** BEGIN **

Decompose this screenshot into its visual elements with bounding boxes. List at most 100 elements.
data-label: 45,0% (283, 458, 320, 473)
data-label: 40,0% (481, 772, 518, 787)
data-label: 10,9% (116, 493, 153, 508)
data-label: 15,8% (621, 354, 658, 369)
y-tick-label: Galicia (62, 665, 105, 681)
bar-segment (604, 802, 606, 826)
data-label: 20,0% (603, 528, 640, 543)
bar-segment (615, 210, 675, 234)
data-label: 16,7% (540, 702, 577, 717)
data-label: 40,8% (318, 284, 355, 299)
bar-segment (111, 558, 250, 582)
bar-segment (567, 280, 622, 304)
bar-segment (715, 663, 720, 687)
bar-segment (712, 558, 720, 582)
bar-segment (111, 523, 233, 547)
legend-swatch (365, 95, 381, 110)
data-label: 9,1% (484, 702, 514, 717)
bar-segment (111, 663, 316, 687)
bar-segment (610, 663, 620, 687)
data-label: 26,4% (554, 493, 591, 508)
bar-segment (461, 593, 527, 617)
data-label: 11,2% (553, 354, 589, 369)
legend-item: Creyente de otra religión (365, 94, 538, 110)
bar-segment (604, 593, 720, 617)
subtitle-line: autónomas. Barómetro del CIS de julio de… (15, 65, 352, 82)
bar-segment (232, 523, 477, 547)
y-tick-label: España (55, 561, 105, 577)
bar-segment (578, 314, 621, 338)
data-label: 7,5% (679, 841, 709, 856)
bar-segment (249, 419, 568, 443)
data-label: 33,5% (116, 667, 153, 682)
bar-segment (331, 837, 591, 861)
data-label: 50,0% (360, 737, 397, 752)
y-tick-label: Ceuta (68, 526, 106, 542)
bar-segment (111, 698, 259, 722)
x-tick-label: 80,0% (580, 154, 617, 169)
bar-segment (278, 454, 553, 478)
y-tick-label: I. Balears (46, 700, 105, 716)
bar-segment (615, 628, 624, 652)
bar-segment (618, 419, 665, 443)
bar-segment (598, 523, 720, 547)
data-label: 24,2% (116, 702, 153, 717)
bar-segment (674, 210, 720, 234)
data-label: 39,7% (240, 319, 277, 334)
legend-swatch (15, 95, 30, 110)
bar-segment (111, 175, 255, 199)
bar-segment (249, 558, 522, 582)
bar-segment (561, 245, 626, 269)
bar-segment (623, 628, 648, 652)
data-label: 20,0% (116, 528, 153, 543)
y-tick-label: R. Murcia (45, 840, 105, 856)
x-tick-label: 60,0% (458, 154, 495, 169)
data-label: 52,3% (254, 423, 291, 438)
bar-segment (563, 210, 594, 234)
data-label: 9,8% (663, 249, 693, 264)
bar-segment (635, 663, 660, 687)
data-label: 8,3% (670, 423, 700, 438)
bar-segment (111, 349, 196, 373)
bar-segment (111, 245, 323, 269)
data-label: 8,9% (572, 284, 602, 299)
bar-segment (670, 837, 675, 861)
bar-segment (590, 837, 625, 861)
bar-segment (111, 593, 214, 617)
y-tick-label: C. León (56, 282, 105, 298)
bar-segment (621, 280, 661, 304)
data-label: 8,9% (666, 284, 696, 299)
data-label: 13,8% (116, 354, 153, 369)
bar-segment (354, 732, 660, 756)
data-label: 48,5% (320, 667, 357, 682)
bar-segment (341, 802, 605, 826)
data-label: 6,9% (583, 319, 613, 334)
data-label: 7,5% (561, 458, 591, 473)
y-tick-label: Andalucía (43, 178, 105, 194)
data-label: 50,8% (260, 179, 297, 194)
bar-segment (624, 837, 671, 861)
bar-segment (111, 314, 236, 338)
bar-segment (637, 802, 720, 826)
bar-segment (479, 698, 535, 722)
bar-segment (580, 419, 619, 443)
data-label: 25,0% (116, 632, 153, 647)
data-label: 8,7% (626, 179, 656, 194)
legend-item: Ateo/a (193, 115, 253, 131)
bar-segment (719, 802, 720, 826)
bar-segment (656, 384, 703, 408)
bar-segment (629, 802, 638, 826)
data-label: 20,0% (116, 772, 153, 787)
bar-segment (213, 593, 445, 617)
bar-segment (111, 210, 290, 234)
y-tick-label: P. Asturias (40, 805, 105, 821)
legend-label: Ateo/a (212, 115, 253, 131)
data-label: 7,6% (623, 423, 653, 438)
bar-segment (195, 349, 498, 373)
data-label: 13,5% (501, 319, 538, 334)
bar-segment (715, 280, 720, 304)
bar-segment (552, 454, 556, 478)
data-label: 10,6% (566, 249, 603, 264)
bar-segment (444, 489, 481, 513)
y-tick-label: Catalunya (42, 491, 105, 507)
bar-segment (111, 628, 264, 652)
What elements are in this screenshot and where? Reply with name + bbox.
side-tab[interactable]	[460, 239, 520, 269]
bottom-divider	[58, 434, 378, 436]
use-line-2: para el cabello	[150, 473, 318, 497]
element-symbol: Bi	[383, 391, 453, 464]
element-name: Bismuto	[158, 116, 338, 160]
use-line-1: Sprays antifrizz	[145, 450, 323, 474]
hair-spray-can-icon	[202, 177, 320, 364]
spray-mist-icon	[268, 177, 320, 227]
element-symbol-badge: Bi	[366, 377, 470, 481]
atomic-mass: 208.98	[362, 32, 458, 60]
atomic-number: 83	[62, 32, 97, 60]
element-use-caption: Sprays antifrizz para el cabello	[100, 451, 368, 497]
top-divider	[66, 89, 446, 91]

** END **

## [Your goal]
Reproduce every line of the entries above verbatim, in their original order.

## [Answer]
Decompose this screenshot into its visual elements with bounding boxes. List at most 100 elements.
data-label: 45,0% (283, 458, 320, 473)
data-label: 40,0% (481, 772, 518, 787)
data-label: 10,9% (116, 493, 153, 508)
data-label: 15,8% (621, 354, 658, 369)
y-tick-label: Galicia (62, 665, 105, 681)
bar-segment (604, 802, 606, 826)
data-label: 20,0% (603, 528, 640, 543)
bar-segment (615, 210, 675, 234)
data-label: 16,7% (540, 702, 577, 717)
data-label: 40,8% (318, 284, 355, 299)
bar-segment (111, 558, 250, 582)
bar-segment (567, 280, 622, 304)
bar-segment (715, 663, 720, 687)
bar-segment (712, 558, 720, 582)
bar-segment (111, 523, 233, 547)
legend-swatch (365, 95, 381, 110)
data-label: 9,1% (484, 702, 514, 717)
bar-segment (111, 663, 316, 687)
bar-segment (610, 663, 620, 687)
data-label: 26,4% (554, 493, 591, 508)
bar-segment (461, 593, 527, 617)
data-label: 11,2% (553, 354, 589, 369)
legend-item: Creyente de otra religión (365, 94, 538, 110)
bar-segment (604, 593, 720, 617)
subtitle-line: autónomas. Barómetro del CIS de julio de… (15, 65, 352, 82)
bar-segment (232, 523, 477, 547)
y-tick-label: España (55, 561, 105, 577)
bar-segment (578, 314, 621, 338)
data-label: 7,5% (679, 841, 709, 856)
bar-segment (249, 419, 568, 443)
data-label: 33,5% (116, 667, 153, 682)
bar-segment (331, 837, 591, 861)
data-label: 50,0% (360, 737, 397, 752)
y-tick-label: Ceuta (68, 526, 106, 542)
bar-segment (111, 698, 259, 722)
x-tick-label: 80,0% (580, 154, 617, 169)
bar-segment (278, 454, 553, 478)
y-tick-label: I. Balears (46, 700, 105, 716)
bar-segment (615, 628, 624, 652)
bar-segment (618, 419, 665, 443)
bar-segment (598, 523, 720, 547)
data-label: 24,2% (116, 702, 153, 717)
bar-segment (674, 210, 720, 234)
data-label: 39,7% (240, 319, 277, 334)
legend-swatch (15, 95, 30, 110)
bar-segment (111, 175, 255, 199)
bar-segment (249, 558, 522, 582)
bar-segment (561, 245, 626, 269)
bar-segment (623, 628, 648, 652)
data-label: 20,0% (116, 528, 153, 543)
y-tick-label: R. Murcia (45, 840, 105, 856)
x-tick-label: 60,0% (458, 154, 495, 169)
data-label: 52,3% (254, 423, 291, 438)
bar-segment (563, 210, 594, 234)
data-label: 9,8% (663, 249, 693, 264)
bar-segment (635, 663, 660, 687)
data-label: 8,3% (670, 423, 700, 438)
bar-segment (111, 349, 196, 373)
bar-segment (111, 245, 323, 269)
data-label: 8,9% (572, 284, 602, 299)
bar-segment (670, 837, 675, 861)
bar-segment (590, 837, 625, 861)
bar-segment (111, 593, 214, 617)
y-tick-label: C. León (56, 282, 105, 298)
bar-segment (621, 280, 661, 304)
data-label: 8,9% (666, 284, 696, 299)
data-label: 13,8% (116, 354, 153, 369)
bar-segment (354, 732, 660, 756)
data-label: 48,5% (320, 667, 357, 682)
bar-segment (341, 802, 605, 826)
data-label: 6,9% (583, 319, 613, 334)
data-label: 7,5% (561, 458, 591, 473)
y-tick-label: Andalucía (43, 178, 105, 194)
data-label: 50,8% (260, 179, 297, 194)
bar-segment (624, 837, 671, 861)
bar-segment (111, 314, 236, 338)
bar-segment (637, 802, 720, 826)
bar-segment (479, 698, 535, 722)
bar-segment (580, 419, 619, 443)
data-label: 25,0% (116, 632, 153, 647)
data-label: 8,7% (626, 179, 656, 194)
legend-item: Ateo/a (193, 115, 253, 131)
bar-segment (719, 802, 720, 826)
bar-segment (656, 384, 703, 408)
bar-segment (629, 802, 638, 826)
data-label: 20,0% (116, 772, 153, 787)
bar-segment (213, 593, 445, 617)
bar-segment (111, 210, 290, 234)
y-tick-label: P. Asturias (40, 805, 105, 821)
legend-label: Ateo/a (212, 115, 253, 131)
data-label: 7,6% (623, 423, 653, 438)
bar-segment (195, 349, 498, 373)
data-label: 13,5% (501, 319, 538, 334)
bar-segment (715, 280, 720, 304)
bar-segment (552, 454, 556, 478)
data-label: 10,6% (566, 249, 603, 264)
bar-segment (444, 489, 481, 513)
y-tick-label: Catalunya (42, 491, 105, 507)
bar-segment (111, 628, 264, 652)
What elements are in this screenshot and where? Reply with name + bbox.
side-tab[interactable]	[460, 239, 520, 269]
bottom-divider	[58, 434, 378, 436]
use-line-2: para el cabello	[150, 473, 318, 497]
element-symbol: Bi	[383, 391, 453, 464]
element-name: Bismuto	[158, 116, 338, 160]
use-line-1: Sprays antifrizz	[145, 450, 323, 474]
hair-spray-can-icon	[202, 177, 320, 364]
spray-mist-icon	[268, 177, 320, 227]
element-symbol-badge: Bi	[366, 377, 470, 481]
atomic-mass: 208.98	[362, 32, 458, 60]
atomic-number: 83	[62, 32, 97, 60]
element-use-caption: Sprays antifrizz para el cabello	[100, 451, 368, 497]
top-divider	[66, 89, 446, 91]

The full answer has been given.